- DOCUMENT EXCERPT -
= = =

Root Crops to Harvest in Central Virginia in February

Hakurei turnips harvested late January.
Photo Pam Dawling

As for January, in central Virginia, there are normally no roots that we could be harvesting outdoors in February except parsnips, Jerusalem artichokes and horseradish.  We do have horseradish, but not the others. Of course, you can only dig up root crops if the ground is not frozen!

We have had outdoor night temperatures of 16°F/-9°C and 12°F/-11°C. This winter we have some carrots “growing” in the fresh air and some late-sown beets under rowcover. I don’t think we’ll get roots from the beets, but the leaves might make a nice change from brassicas as cooking greens.

In the hoophouse our radishes #3 (sown October 30) will come to an end by 2/1. Our #4 radishes will get harvested this month. Our #5 radishes, sown 12/23, will feed us from then until around April 7

We still have some of our first turnips (sown around October 13) until mid-February, and they have reached a really good size, thanks to early thinning. This month we can harvest the second sowing (October 25). We thinned turnips #2 in early January. They are looking good too.

Red Round turnips in our hoophouse in late January.
Photo Pam Dawling

We have not yet needed to unroll our inner rowcovers in the hoophouse. We wait until we expect it to get down to 8°F (-13°C) outdoors, as we like to avoid extra work!

Other Root Crop Tasks in Central Virginia in February

Potatoes stored in crates in our root cellar.

= = =

- GIVEN RECORDS -
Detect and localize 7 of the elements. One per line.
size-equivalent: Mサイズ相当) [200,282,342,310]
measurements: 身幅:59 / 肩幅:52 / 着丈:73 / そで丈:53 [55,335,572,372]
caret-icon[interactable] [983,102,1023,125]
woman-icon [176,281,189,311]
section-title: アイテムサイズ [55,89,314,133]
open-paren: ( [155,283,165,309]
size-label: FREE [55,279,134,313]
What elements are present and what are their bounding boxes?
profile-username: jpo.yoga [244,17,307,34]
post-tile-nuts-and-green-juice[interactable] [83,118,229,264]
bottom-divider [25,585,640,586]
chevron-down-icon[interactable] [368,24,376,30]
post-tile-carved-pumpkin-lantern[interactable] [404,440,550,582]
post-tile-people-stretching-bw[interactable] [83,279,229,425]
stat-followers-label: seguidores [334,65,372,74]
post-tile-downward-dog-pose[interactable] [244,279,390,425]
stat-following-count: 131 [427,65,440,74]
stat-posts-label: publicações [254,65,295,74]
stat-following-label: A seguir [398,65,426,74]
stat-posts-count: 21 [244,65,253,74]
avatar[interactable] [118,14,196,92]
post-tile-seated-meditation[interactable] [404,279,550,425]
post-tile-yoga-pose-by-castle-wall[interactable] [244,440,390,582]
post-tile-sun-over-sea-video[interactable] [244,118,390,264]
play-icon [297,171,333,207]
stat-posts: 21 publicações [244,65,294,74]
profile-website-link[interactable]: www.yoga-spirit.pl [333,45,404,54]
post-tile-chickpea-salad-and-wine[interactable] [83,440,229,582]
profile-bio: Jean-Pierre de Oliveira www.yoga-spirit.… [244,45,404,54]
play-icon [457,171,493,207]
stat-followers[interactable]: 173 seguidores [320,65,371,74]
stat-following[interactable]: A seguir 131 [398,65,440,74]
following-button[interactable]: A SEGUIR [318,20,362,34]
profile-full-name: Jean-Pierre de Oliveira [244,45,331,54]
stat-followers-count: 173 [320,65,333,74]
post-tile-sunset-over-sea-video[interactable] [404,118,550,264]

= = =

- WHAT YOU SHOULD DO -
Answer these from the root crop text:
(a) Besides horseradish, which roots can normally be harvested outdoors in central Virginia in February?
(b) On what date were the #5 hoophouse radishes sown?
(c) At what expected outdoor temperature are the inner rowcovers in the hoophouse unrolled?
The material shown with the root crop text is separate from it.

- COMPLETED TASK -
(a) Parsnips and Jerusalem artichokes.
(b) December 23 (12/23).
(c) 8°F (-13°C).